%%

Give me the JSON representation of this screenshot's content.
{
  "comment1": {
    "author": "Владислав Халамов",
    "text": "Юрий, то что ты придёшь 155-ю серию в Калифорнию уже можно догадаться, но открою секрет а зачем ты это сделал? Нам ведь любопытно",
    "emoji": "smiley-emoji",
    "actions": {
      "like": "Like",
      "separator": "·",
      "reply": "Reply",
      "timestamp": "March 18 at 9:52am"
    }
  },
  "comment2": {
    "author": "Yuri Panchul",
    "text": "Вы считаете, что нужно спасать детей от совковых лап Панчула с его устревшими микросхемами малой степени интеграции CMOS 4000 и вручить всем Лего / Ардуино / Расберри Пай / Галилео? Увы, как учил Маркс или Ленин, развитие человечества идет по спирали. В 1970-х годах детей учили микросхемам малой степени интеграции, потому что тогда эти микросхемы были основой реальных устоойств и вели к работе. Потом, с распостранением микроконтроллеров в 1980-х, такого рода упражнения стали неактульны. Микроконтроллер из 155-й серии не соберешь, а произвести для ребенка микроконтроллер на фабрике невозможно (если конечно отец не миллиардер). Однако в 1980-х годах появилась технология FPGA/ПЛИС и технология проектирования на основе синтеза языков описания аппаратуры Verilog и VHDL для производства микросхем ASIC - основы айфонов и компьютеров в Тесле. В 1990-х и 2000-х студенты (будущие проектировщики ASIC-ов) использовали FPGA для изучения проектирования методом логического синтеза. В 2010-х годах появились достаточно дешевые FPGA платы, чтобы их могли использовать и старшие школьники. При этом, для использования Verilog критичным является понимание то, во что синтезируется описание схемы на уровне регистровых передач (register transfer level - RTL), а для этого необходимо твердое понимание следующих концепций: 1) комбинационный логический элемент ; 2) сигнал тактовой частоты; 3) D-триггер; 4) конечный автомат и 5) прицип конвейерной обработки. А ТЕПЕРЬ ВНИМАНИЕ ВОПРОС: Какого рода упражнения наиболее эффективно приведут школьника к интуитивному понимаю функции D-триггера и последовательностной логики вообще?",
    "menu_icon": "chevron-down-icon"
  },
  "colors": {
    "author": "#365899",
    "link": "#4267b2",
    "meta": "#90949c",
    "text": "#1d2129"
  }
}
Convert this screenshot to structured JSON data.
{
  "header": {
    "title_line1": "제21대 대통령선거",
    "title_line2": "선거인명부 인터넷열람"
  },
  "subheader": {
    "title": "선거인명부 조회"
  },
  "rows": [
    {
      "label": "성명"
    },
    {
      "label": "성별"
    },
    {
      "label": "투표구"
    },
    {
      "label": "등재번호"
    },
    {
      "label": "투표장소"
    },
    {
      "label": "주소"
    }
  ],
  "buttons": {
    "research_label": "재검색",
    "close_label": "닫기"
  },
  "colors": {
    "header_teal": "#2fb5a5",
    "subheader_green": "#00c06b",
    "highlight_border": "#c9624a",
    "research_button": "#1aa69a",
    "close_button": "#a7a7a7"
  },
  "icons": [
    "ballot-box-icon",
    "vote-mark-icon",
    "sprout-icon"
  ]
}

%%

REQUIREMENTS ->
Look above for lines with the word "author" and copy them all.

CORRECT OUTPUT ->
    "author": "Владислав Халамов",
    "author": "Yuri Panchul",
    "author": "#365899",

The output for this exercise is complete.